§ **Record set**:
+++

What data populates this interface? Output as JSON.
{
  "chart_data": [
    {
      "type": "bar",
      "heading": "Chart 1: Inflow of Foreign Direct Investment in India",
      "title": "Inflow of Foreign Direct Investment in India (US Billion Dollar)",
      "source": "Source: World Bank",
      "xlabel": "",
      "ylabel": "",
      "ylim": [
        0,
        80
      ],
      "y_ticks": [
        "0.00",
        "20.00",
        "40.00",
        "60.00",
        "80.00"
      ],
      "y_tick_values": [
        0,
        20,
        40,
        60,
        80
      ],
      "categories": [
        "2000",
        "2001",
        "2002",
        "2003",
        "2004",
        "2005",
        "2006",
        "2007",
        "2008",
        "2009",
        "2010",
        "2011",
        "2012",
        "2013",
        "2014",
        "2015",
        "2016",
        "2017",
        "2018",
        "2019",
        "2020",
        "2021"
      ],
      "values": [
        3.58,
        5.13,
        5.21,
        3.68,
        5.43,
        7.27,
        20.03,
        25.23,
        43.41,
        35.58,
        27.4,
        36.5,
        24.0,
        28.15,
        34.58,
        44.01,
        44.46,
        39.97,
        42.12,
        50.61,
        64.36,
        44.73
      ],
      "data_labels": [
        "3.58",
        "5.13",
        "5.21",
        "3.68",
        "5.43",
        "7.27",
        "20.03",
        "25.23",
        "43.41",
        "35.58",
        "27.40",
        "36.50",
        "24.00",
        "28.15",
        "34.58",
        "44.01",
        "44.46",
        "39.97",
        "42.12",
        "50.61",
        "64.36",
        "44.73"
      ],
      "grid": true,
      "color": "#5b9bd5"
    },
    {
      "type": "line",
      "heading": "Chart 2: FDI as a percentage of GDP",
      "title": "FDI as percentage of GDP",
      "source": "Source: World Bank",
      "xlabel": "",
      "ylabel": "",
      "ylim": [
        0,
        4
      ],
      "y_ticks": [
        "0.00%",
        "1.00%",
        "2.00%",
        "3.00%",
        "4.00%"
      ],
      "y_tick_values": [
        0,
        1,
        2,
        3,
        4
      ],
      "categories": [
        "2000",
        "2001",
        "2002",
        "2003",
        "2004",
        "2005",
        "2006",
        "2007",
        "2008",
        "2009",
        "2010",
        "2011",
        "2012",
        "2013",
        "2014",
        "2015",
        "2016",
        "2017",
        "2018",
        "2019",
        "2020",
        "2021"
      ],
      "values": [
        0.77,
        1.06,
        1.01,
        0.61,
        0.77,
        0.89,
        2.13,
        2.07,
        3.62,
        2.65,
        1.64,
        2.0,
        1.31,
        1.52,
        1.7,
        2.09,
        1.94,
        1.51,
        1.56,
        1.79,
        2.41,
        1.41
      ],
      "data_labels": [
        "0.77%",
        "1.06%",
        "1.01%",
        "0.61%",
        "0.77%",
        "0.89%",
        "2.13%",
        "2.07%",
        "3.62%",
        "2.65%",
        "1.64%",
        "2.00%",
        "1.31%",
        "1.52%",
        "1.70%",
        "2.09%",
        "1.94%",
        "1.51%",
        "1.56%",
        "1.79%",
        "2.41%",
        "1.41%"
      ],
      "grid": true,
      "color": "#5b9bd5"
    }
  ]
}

+++

§ **Instructions for the task**: In the entries above, find each line with the word "India" and copy it.

§ **Written answer**:
      "heading": "Chart 1: Inflow of Foreign Direct Investment in India",
      "title": "Inflow of Foreign Direct Investment in India (US Billion Dollar)",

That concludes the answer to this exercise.